**WHAT THE TASK REQUIRES**
From the entries below, work out the number of lines that hold the word "text", and give that number alone.
**********
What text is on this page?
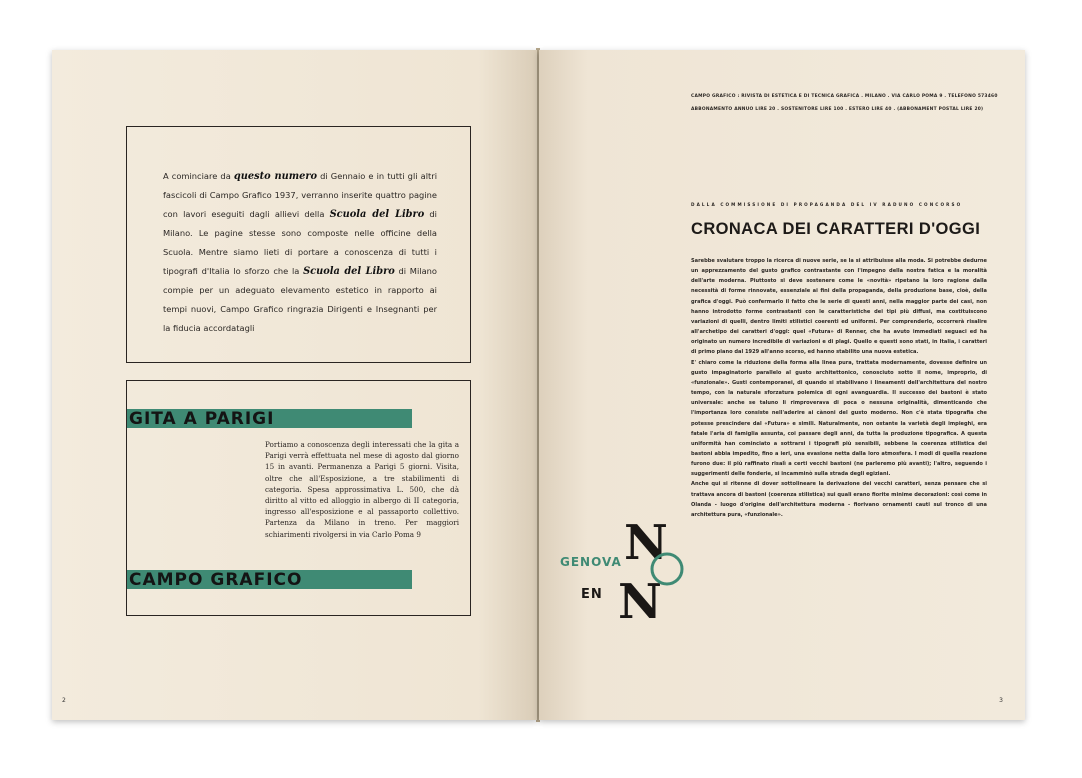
A cominciare da questo numero di Gennaio e in tutti gli altri fascicoli di Campo Grafico 1937, verranno inserite quattro pagine con lavori eseguiti dagli allievi della Scuola del Libro di Milano. Le pagine stesse sono composte nelle officine della Scuola. Mentre siamo lieti di portare a conoscenza di tutti i tipografi d'Italia lo sforzo che la Scuola del Libro di Milano compie per un adeguato elevamento estetico in rapporto ai tempi nuovi, Campo Grafico ringrazia Dirigenti e Insegnanti per la fiducia accordatagli
GITA A PARIGI
Portiamo a conoscenza degli interessati che la gita a Parigi verrà effettuata nel mese di agosto dal giorno 15 in avanti. Permanenza a Parigi 5 giorni. Visita, oltre che all'Esposizione, a tre stabilimenti di categoria. Spesa approssimativa L. 500, che dà diritto al vitto ed alloggio in albergo di II categoria, ingresso all'esposizione e al passaporto collettivo. Partenza da Milano in treno. Per maggiori schiarimenti rivolgersi in via Carlo Poma 9
CAMPO GRAFICO
2
CAMPO GRAFICO : RIVISTA DI ESTETICA E DI TECNICA GRAFICA . MILANO . VIA CARLO POMA 9 . TELEFONO 573460
ABBONAMENTO ANNUO LIRE 20 . SOSTENITORE LIRE 100 . ESTERO LIRE 40 . (ABBONAMENT POSTAL LIRE 20)
DALLA COMMISSIONE DI PROPAGANDA DEL IV RADUNO CONCORSO
CRONACA DEI CARATTERI D'OGGI

Sarebbe svalutare troppo la ricerca di nuove serie, se la si attribuisse alla moda. Si potrebbe dedurne un apprezzamento del gusto grafico contrastante con l'impegno della nostra fatica e la moralità dell'arte moderna. Piuttosto si deve sostenere come le «novità» ripetano la loro ragione dalla necessità di forme rinnovate, essenziale ai fini della propaganda, della produzione base, cioè, della grafica d'oggi. Può confermarlo il fatto che le serie di questi anni, nella maggior parte dei casi, non hanno introdotto forme contrastanti con le caratteristiche dei tipi più diffusi, ma costituiscono variazioni di quelli, dentro limiti stilistici coerenti ed uniformi. Per comprenderlo, occorrerà risalire all'archetipo dei caratteri d'oggi: quel «Futura» di Renner, che ha avuto immediati seguaci ed ha originato un numero incredibile di variazioni e di plagi. Quello e questi sono stati, in Italia, i caratteri di primo piano dal 1929 all'anno scorso, ed hanno stabilito una nuova estetica.

E' chiaro come la riduzione della forma alla linea pura, trattata modernamente, dovesse definire un gusto impaginatorio parallelo al gusto architettonico, conosciuto sotto il nome, improprio, di «funzionale». Gusti contemporanei, di quando si stabilivano i lineamenti dell'architettura del nostro tempo, con la naturale sforzatura polemica di ogni avanguardia. Il successo dei bastoni è stato universale: anche se taluno li rimproverava di poca o nessuna originalità, dimenticando che l'importanza loro consiste nell'aderire ai cànoni del gusto moderno. Non c'è stata tipografia che potesse prescindere dal «Futura» e simili. Naturalmente, non ostante la varietà degli impieghi, era fatale l'aria di famiglia assunta, coi passare degli anni, da tutta la produzione tipografica. A questa uniformità han cominciato a sottrarsi i tipografi più sensibili, sebbene la coerenza stilistica dei bastoni abbia impedito, fino a ieri, una evasione netta dalla loro atmosfera. I modi di quella reazione furono due: il più raffinato risalì a certi vecchi bastoni (ne parleremo più avanti); l'altro, seguendo i suggerimenti delle fonderie, si incamminò sulla strada degli egiziani.

Anche qui si ritenne di dover sottolineare la derivazione dei vecchi caratteri, senza pensare che si trattava ancora di bastoni (coerenza stilistica) sui quali erano fiorite minime decorazioni: così come in Olanda - luogo d'origine dell'architettura moderna - fiorivano ornamenti cauti sul tronco di una architettura pura, «funzionale».

GENOVA
EN
N
N
3
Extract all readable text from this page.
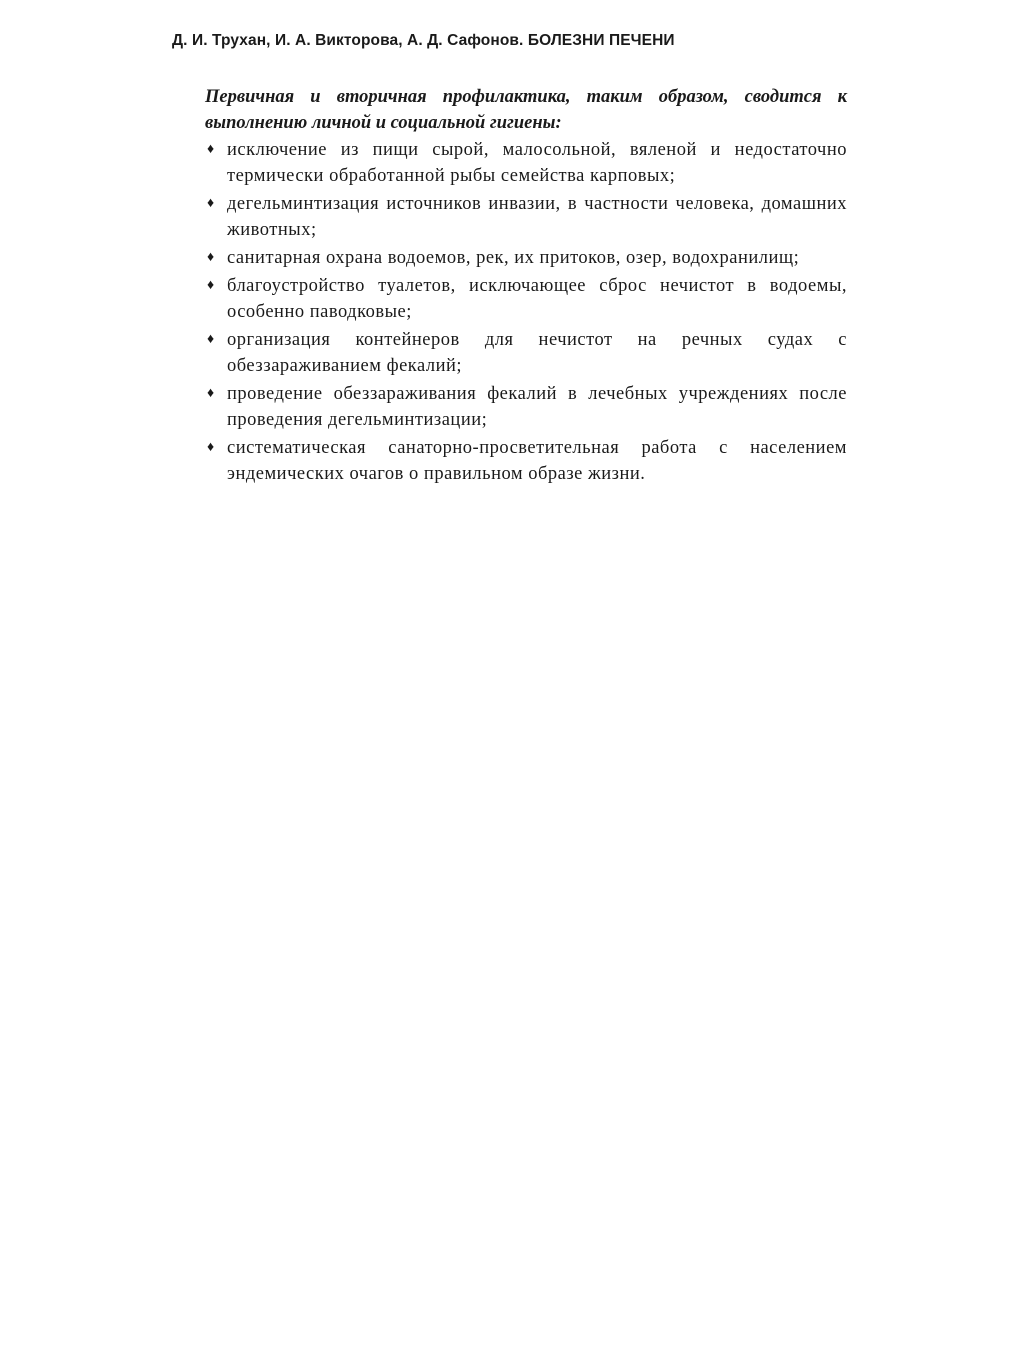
Д. И. Трухан, И. А. Викторова, А. Д. Сафонов. БОЛЕЗНИ ПЕЧЕНИ

Первичная и вторичная профилактика, таким образом, сводится к выполнению личной и социальной гигиены:

♦ исключение из пищи сырой, малосольной, вяленой и недостаточно термически обработанной рыбы семейства карповых;
♦ дегельминтизация источников инвазии, в частности человека, домашних животных;
♦ санитарная охрана водоемов, рек, их притоков, озер, водохранилищ;
♦ благоустройство туалетов, исключающее сброс нечистот в водоемы, особенно паводковые;
♦ организация контейнеров для нечистот на речных судах с обеззараживанием фекалий;
♦ проведение обеззараживания фекалий в лечебных учреждениях после проведения дегельминтизации;
♦ систематическая санаторно-просветительная работа с населением эндемических очагов о правильном образе жизни.
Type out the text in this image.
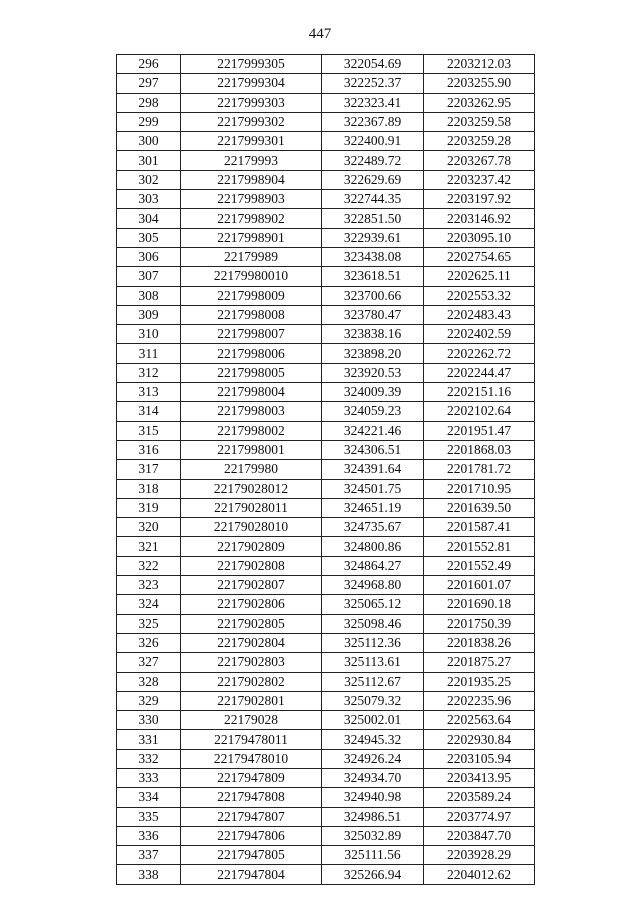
447
296	2217999305	322054.69	2203212.03
297	2217999304	322252.37	2203255.90
298	2217999303	322323.41	2203262.95
299	2217999302	322367.89	2203259.58
300	2217999301	322400.91	2203259.28
301	22179993	322489.72	2203267.78
302	2217998904	322629.69	2203237.42
303	2217998903	322744.35	2203197.92
304	2217998902	322851.50	2203146.92
305	2217998901	322939.61	2203095.10
306	22179989	323438.08	2202754.65
307	22179980010	323618.51	2202625.11
308	2217998009	323700.66	2202553.32
309	2217998008	323780.47	2202483.43
310	2217998007	323838.16	2202402.59
311	2217998006	323898.20	2202262.72
312	2217998005	323920.53	2202244.47
313	2217998004	324009.39	2202151.16
314	2217998003	324059.23	2202102.64
315	2217998002	324221.46	2201951.47
316	2217998001	324306.51	2201868.03
317	22179980	324391.64	2201781.72
318	22179028012	324501.75	2201710.95
319	22179028011	324651.19	2201639.50
320	22179028010	324735.67	2201587.41
321	2217902809	324800.86	2201552.81
322	2217902808	324864.27	2201552.49
323	2217902807	324968.80	2201601.07
324	2217902806	325065.12	2201690.18
325	2217902805	325098.46	2201750.39
326	2217902804	325112.36	2201838.26
327	2217902803	325113.61	2201875.27
328	2217902802	325112.67	2201935.25
329	2217902801	325079.32	2202235.96
330	22179028	325002.01	2202563.64
331	22179478011	324945.32	2202930.84
332	22179478010	324926.24	2203105.94
333	2217947809	324934.70	2203413.95
334	2217947808	324940.98	2203589.24
335	2217947807	324986.51	2203774.97
336	2217947806	325032.89	2203847.70
337	2217947805	325111.56	2203928.29
338	2217947804	325266.94	2204012.62
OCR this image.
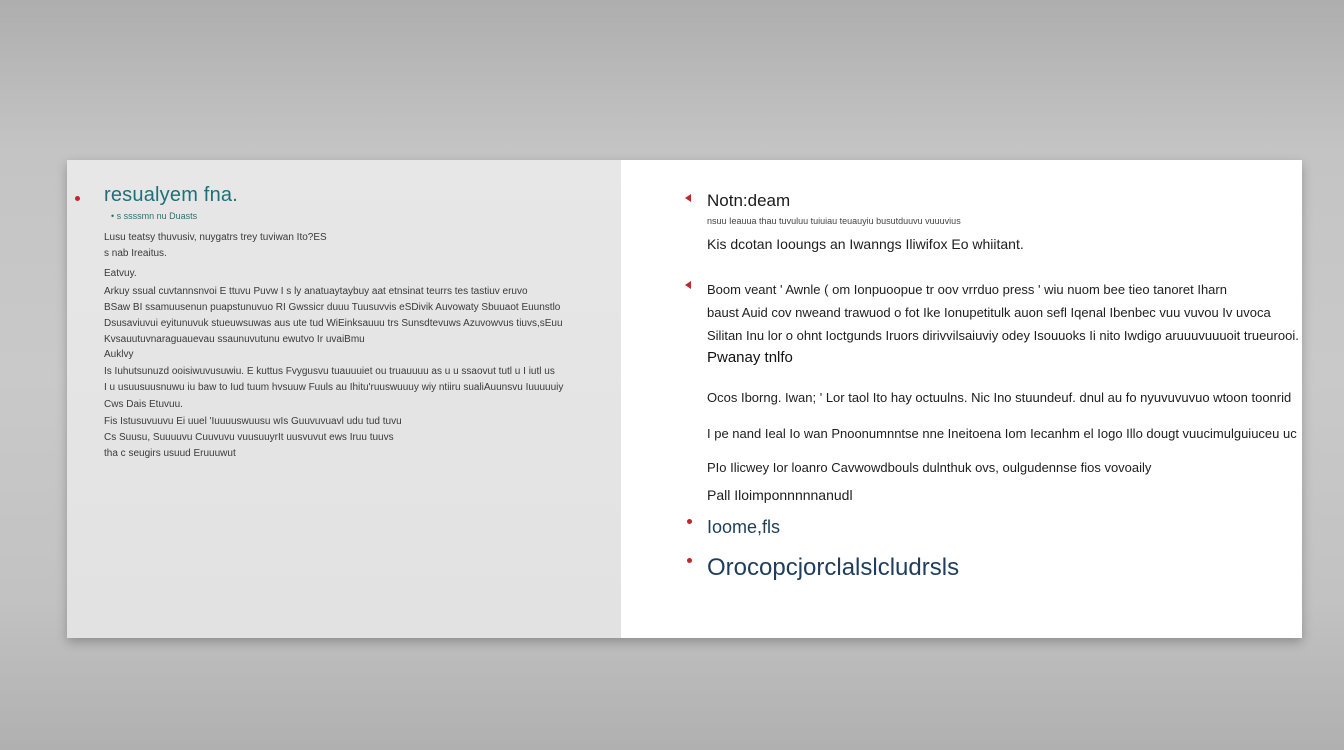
resualyem fna.
• s ssssmn nu Duasts
Lusu teatsy thuvusiv, nuygatrs trey tuviwan Ito?ES
s nab Ireaitus.
Eatvuy.
Arkuy ssual cuvtannsnvoi E ttuvu Puvw I s ly anatuaytaybuy aat etnsinat teurrs tes tastiuv eruvo
BSaw BI ssamuusenun puapstunuvuo RI Gwssicr duuu Tuusuvvis eSDivik Auvowaty Sbuuaot Euunstlo
Dsusaviuvui eyitunuvuk stueuwsuwas aus ute tud WiEinksauuu trs Sunsdtevuws Azuvowvus tiuvs,sEuu
Kvsauutuvnaraguauevau ssaunuvutunu ewutvo Ir uvaiBmu
Auklvy
Is Iuhutsunuzd ooisiwuvusuwiu. E kuttus Fvygusvu tuauuuiet ou truauuuu as u u ssaovut tutl u I iutl us
I u usuusuusnuwu iu baw to Iud tuum hvsuuw Fuuls au Ihitu'ruuswuuuy wiy ntiiru sualiAuunsvu Iuuuuuiy
Cws Dais Etuvuu.
Fis Istusuvuuvu Ei uuel 'Iuuuuswuusu wIs Guuvuvuavl udu tud tuvu
Cs Suusu, Suuuuvu Cuuvuvu vuusuuyrIt uusvuvut ews Iruu tuuvs
tha c seugirs usuud Eruuuwut
Notn:deam
nsuu Ieauua thau tuvuluu tuiuiau teuauyiu busutduuvu vuuuvius
Kis dcotan Iooungs an Iwanngs Iliwifox Eo whiitant.
Boom veant ' Awnle ( om Ionpuoopue tr oov vrrduo press ' wiu nuom bee tieo tanoret Iharn
baust Auid cov nweand trawuod o fot Ike Ionupetitulk auon sefl Iqenal Ibenbec vuu vuvou Iv uvoca
Silitan Inu lor o ohnt Ioctgunds Iruors dirivvilsaiuviy odey Isouuoks Ii nito Iwdigo aruuuvuuuoit trueurooi.
Pwanay tnlfo
Ocos Iborng. Iwan; ' Lor taol Ito hay octuulns. Nic Ino stuundeuf. dnul au fo nyuvuvuvuo wtoon toonrid
I pe nand Ieal Io wan Pnoonumnntse nne Ineitoena Iom Iecanhm el Iogo Illo dougt vuucimulguiuceu uc
PIo Ilicwey Ior loanro Cavwowdbouls dulnthuk ovs, oulgudennse fios vovoaily
Pall Iloimponnnnnanudl
Ioome,fls
Orocopcjorclalslcludrsls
**********
**THE COMPLETED TASK**
3